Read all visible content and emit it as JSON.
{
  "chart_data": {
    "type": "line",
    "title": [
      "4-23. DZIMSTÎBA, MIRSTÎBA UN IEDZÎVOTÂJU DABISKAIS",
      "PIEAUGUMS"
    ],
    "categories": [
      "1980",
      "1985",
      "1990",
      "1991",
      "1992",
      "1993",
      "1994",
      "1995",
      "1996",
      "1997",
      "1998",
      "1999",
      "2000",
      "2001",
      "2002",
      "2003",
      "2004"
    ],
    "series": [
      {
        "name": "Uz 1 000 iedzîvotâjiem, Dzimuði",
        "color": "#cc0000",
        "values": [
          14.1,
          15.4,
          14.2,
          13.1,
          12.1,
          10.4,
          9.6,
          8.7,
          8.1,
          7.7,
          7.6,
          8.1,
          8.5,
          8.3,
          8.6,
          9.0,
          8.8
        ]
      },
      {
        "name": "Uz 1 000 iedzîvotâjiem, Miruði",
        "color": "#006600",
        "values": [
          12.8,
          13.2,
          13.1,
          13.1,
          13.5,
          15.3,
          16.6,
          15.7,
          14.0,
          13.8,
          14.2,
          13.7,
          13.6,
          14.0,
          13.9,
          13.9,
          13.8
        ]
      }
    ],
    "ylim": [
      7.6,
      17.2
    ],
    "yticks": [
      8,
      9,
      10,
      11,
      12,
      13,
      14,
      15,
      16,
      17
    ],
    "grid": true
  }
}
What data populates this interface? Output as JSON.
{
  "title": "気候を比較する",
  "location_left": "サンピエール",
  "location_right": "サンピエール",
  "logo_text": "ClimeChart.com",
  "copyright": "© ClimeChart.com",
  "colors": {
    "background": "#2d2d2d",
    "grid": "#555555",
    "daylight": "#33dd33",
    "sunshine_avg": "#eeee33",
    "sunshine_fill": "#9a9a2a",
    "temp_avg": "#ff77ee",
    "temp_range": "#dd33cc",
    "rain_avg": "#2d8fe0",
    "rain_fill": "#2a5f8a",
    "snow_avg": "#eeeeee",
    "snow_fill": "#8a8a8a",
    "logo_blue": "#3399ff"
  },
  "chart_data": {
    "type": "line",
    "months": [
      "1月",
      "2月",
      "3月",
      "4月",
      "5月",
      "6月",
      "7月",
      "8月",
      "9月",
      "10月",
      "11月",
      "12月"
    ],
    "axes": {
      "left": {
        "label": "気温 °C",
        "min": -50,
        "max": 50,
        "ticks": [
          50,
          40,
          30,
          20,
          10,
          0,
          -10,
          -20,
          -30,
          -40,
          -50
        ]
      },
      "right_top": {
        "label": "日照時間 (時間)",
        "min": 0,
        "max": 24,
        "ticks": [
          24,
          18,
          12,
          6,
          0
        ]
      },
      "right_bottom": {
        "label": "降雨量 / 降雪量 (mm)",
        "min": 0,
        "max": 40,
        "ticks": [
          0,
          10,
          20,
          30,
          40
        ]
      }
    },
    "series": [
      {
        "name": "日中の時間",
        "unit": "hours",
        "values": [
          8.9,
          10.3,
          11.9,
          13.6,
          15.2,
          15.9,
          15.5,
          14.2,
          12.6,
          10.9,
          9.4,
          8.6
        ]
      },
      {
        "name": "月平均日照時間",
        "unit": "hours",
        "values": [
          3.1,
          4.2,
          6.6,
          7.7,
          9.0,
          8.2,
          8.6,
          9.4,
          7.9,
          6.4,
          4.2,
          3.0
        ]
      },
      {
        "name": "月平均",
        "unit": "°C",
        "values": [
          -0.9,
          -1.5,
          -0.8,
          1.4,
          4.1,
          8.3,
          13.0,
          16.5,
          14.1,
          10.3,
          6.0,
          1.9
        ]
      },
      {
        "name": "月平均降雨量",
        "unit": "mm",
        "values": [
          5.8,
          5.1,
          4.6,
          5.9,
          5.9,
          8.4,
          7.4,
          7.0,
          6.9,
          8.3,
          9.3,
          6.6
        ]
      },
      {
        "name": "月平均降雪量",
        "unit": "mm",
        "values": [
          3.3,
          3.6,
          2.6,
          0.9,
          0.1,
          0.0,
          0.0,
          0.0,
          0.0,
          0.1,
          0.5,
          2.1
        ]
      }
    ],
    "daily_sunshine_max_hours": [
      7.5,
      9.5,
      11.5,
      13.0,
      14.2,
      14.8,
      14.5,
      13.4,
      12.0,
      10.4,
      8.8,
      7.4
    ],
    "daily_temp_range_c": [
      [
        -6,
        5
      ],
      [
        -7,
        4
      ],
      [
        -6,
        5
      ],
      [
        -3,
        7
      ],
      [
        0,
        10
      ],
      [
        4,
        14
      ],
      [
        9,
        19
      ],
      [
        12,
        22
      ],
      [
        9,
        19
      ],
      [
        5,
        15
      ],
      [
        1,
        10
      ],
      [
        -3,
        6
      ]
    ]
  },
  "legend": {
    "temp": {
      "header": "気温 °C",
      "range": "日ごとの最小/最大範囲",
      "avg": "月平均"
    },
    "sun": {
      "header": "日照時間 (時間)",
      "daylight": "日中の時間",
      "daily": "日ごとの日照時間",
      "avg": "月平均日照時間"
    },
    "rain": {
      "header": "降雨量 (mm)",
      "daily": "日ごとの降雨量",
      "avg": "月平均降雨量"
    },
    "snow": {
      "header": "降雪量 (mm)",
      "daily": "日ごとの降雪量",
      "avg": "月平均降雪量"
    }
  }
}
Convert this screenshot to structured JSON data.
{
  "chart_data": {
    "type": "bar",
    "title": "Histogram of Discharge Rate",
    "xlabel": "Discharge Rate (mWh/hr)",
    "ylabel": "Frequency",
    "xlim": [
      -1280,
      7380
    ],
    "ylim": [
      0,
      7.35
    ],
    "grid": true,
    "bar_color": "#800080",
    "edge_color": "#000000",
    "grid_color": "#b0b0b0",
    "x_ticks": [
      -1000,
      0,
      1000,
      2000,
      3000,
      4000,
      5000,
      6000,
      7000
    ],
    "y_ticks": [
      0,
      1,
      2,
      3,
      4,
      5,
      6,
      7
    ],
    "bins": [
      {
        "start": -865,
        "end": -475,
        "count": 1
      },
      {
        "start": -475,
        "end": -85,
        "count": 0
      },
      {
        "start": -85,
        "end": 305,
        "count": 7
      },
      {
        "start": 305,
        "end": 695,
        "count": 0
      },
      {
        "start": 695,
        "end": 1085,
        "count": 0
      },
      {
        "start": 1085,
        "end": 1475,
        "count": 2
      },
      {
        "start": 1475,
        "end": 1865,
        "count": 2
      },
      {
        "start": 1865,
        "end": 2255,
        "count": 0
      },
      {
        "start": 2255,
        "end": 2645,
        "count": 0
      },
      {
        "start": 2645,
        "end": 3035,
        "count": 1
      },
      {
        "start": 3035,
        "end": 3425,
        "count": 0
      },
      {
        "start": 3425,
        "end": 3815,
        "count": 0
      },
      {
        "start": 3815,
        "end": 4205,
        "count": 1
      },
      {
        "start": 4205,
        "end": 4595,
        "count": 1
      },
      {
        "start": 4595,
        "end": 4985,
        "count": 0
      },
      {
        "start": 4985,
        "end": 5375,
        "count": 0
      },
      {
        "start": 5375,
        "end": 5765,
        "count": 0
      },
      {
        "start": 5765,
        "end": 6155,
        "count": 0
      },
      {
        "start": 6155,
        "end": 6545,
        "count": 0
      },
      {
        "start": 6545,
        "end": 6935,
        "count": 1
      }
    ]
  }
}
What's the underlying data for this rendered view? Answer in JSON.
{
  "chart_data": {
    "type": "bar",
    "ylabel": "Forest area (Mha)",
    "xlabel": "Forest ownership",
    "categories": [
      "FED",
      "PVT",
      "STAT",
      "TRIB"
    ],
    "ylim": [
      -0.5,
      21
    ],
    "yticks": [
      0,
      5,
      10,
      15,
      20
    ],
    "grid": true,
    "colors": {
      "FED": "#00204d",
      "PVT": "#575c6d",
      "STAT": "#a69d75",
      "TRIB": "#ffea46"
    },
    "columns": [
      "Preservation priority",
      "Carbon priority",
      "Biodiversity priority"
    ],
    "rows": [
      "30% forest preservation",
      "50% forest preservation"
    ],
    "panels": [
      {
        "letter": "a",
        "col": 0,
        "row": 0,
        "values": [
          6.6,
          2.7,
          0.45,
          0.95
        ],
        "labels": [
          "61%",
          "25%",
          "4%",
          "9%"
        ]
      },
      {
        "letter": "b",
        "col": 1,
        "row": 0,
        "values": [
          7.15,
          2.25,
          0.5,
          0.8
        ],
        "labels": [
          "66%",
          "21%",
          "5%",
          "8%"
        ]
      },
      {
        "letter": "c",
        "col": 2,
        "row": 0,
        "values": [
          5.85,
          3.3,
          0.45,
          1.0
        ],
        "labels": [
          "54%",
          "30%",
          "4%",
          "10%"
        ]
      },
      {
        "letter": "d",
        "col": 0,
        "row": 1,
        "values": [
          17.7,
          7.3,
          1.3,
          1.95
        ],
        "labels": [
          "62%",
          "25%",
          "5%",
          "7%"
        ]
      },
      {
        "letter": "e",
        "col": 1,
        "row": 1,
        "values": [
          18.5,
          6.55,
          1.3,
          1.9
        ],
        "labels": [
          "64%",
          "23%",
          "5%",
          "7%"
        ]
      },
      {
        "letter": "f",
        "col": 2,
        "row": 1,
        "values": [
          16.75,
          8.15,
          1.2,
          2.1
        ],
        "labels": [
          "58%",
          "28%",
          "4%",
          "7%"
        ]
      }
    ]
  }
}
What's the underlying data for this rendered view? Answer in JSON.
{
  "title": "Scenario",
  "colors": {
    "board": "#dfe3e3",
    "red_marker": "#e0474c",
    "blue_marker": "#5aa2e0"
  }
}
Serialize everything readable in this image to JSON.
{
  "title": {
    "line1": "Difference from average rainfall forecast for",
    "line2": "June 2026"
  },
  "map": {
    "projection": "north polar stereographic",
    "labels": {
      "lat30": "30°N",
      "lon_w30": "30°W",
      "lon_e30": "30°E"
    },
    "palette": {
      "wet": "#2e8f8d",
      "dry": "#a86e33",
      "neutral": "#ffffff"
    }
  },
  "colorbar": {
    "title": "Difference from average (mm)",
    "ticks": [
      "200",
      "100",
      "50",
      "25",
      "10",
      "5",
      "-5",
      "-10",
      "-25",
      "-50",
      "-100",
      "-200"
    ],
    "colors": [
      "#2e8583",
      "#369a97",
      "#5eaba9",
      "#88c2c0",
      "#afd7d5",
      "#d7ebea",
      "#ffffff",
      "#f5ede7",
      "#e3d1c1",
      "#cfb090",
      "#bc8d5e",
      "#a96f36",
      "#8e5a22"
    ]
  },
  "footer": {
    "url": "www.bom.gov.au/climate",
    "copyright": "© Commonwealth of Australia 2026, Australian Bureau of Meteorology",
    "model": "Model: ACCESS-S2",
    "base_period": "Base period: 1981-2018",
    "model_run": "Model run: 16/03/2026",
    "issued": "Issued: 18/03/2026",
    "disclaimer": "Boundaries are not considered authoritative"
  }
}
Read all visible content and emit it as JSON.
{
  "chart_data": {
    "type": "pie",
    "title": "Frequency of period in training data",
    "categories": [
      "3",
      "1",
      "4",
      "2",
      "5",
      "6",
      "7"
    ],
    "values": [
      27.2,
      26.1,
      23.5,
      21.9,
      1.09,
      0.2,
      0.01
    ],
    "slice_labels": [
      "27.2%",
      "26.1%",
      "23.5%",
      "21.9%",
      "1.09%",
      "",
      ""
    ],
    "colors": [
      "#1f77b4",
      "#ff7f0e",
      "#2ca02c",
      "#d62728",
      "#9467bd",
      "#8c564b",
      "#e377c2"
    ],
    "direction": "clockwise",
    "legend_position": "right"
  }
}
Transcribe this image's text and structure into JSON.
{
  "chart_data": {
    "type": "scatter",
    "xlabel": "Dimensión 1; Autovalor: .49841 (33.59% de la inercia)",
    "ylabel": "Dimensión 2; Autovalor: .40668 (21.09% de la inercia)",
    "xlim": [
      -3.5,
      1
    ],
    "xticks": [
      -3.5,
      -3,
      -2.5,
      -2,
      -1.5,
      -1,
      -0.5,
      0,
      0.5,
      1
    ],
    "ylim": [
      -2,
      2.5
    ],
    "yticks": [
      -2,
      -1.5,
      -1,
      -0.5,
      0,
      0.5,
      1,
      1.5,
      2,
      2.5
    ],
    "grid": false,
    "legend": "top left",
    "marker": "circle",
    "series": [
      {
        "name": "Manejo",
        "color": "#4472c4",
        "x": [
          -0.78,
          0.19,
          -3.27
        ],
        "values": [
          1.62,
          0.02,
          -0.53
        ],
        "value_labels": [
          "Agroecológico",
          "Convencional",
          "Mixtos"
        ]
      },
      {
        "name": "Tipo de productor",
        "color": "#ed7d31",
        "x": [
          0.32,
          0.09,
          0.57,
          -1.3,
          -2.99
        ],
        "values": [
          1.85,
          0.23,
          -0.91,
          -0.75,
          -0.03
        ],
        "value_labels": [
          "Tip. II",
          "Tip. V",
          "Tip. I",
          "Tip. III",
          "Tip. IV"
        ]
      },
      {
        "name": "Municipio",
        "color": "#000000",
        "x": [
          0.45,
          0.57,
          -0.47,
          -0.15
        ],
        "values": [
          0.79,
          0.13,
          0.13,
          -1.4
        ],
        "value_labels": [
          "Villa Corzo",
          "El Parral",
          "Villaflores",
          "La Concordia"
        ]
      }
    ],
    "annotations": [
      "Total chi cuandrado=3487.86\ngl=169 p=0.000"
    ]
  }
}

### WRITTEN INSTRUCTION
Determine how many lines of the listing above include the word "iedzîvotâjiem", and report that number only.

### SOLUTION BELOW
2